# REQUIRED TASK
Using the data beneath, show every line that includes the word "amenajarea".

# RECORDS FOR THE TASK
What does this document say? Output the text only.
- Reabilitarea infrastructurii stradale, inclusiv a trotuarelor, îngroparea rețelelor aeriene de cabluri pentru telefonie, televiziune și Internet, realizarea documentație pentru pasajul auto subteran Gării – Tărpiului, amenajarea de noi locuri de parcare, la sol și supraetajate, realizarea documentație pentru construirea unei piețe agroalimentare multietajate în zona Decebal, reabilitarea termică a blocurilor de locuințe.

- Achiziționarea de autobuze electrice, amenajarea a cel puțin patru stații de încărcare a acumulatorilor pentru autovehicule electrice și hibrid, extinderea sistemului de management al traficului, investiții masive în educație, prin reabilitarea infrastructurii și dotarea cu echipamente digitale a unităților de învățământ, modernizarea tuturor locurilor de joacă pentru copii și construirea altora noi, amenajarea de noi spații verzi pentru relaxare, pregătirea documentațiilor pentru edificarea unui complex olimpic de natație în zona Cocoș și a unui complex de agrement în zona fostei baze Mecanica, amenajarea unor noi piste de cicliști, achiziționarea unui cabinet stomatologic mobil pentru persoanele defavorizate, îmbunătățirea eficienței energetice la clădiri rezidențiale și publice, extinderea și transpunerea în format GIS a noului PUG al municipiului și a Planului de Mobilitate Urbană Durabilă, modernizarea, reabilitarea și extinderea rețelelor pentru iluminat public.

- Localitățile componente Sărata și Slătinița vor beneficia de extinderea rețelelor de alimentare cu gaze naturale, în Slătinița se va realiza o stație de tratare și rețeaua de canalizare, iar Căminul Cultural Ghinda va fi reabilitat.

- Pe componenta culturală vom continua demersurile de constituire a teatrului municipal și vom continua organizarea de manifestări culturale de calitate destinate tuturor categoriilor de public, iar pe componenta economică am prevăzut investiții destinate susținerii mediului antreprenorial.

# FULL RESPONSE
- Reabilitarea infrastructurii stradale, inclusiv a trotuarelor, îngroparea rețelelor aeriene de cabluri pentru telefonie, televiziune și Internet, realizarea documentație pentru pasajul auto subteran Gării – Tărpiului, amenajarea de noi locuri de parcare, la sol și supraetajate, realizarea documentație pentru construirea unei piețe agroalimentare multietajate în zona Decebal, reabilitarea termică a blocurilor de locuințe.
- Achiziționarea de autobuze electrice, amenajarea a cel puțin patru stații de încărcare a acumulatorilor pentru autovehicule electrice și hibrid, extinderea sistemului de management al traficului, investiții masive în educație, prin reabilitarea infrastructurii și dotarea cu echipamente digitale a unităților de învățământ, modernizarea tuturor locurilor de joacă pentru copii și construirea altora noi, amenajarea de noi spații verzi pentru relaxare, pregătirea documentațiilor pentru edificarea unui complex olimpic de natație în zona Cocoș și a unui complex de agrement în zona fostei baze Mecanica, amenajarea unor noi piste de cicliști, achiziționarea unui cabinet stomatologic mobil pentru persoanele defavorizate, îmbunătățirea eficienței energetice la clădiri rezidențiale și publice, extinderea și transpunerea în format GIS a noului PUG al municipiului și a Planului de Mobilitate Urbană Durabilă, modernizarea, reabilitarea și extinderea rețelelor pentru iluminat public.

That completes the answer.